» WORK TO COMPLETE
Your task is to copy each line of the material that holds the word "screenshot".

» DATA TO EXAMINE
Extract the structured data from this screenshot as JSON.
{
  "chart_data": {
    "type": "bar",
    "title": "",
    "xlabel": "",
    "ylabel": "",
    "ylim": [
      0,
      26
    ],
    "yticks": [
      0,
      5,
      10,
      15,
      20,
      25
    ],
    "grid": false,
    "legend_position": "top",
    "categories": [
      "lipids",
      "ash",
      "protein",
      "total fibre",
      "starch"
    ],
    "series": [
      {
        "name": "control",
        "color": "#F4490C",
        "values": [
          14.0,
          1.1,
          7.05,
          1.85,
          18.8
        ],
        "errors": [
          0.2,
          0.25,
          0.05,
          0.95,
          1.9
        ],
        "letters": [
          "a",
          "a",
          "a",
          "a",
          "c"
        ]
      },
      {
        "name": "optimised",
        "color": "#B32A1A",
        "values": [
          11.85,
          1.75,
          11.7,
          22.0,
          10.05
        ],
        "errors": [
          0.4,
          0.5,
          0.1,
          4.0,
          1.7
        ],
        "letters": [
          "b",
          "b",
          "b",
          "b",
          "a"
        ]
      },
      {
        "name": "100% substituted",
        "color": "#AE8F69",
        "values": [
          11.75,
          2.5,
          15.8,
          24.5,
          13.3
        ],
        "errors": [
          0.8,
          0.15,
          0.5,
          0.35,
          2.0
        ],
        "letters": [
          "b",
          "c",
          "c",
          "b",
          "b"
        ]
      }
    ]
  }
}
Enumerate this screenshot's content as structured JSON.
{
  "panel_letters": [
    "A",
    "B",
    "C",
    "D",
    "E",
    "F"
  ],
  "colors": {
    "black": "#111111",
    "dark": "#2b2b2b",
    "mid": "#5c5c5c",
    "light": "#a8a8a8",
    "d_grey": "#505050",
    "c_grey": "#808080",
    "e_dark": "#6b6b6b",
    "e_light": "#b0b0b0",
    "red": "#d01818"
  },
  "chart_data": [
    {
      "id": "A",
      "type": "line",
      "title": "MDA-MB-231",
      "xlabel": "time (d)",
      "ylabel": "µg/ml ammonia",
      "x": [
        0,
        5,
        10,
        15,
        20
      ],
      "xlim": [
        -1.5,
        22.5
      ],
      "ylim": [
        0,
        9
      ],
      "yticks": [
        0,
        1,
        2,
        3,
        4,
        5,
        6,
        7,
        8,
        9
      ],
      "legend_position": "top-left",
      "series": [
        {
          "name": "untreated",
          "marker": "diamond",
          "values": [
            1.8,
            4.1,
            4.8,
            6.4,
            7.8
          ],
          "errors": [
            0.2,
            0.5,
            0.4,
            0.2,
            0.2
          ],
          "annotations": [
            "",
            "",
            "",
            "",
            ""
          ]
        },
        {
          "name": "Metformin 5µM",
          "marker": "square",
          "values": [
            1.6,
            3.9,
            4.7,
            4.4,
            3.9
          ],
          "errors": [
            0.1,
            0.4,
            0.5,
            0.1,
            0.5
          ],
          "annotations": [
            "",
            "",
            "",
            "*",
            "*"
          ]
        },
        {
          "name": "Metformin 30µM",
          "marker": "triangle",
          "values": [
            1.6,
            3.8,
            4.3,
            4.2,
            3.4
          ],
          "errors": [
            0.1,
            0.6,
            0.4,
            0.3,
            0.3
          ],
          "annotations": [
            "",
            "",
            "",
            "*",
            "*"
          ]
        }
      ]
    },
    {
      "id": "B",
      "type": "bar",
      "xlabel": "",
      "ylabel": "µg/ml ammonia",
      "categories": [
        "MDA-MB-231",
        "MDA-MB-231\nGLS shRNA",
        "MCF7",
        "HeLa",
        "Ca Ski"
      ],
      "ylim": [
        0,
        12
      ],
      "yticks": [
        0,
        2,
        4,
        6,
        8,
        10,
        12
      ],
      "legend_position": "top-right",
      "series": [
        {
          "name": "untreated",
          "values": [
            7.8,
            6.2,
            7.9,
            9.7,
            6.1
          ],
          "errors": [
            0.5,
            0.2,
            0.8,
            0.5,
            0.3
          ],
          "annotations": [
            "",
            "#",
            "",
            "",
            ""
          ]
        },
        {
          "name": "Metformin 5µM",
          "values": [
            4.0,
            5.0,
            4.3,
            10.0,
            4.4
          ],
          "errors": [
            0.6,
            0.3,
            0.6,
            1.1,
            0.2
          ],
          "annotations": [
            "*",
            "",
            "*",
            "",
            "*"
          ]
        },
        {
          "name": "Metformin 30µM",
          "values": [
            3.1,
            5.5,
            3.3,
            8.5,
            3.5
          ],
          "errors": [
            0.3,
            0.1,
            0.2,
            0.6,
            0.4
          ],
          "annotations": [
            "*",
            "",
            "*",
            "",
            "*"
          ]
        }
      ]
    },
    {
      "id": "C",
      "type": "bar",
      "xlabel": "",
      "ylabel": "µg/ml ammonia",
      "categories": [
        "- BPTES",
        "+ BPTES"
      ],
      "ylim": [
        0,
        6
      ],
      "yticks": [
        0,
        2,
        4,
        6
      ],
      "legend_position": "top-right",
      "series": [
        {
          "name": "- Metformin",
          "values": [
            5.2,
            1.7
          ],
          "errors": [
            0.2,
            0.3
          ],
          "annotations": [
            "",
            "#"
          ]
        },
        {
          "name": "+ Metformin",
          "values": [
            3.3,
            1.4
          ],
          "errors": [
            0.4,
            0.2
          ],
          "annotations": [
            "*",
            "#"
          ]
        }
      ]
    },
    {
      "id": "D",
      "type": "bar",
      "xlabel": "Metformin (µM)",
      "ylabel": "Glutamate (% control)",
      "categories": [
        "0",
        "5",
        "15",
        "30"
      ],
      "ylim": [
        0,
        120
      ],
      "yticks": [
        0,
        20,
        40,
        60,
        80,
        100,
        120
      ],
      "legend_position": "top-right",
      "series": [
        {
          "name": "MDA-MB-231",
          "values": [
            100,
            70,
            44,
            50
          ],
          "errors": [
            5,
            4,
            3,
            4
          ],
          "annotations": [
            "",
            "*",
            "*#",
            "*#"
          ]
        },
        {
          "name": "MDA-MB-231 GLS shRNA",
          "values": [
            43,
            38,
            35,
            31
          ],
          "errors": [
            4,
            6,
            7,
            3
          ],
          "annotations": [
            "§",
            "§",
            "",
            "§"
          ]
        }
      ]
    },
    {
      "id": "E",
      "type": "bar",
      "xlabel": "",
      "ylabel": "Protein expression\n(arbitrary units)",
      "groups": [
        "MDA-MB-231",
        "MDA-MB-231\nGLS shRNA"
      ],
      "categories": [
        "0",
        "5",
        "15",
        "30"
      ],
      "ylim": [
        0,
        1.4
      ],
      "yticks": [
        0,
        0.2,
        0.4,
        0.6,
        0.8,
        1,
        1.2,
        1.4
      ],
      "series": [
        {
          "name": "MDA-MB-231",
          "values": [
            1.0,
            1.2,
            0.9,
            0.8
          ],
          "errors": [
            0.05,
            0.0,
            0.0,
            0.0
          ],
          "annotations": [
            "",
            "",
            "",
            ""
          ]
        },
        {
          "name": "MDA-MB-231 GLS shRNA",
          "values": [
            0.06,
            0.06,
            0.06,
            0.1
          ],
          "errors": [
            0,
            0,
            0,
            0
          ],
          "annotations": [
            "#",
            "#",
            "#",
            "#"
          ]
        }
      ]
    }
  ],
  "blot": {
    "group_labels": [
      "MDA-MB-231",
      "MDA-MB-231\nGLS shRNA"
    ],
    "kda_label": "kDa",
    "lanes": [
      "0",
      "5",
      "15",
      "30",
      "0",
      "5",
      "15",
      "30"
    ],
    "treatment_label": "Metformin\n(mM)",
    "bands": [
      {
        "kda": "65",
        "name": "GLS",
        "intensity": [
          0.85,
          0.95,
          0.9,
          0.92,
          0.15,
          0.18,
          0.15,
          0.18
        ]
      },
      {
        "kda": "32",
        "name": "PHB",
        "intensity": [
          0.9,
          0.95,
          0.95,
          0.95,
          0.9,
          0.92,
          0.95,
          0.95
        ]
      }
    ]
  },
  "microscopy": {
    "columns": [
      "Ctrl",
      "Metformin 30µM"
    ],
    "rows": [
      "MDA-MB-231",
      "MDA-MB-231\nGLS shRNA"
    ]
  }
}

» EXPECTED ANSWER
Extract the structured data from this screenshot as JSON.
Enumerate this screenshot's content as structured JSON.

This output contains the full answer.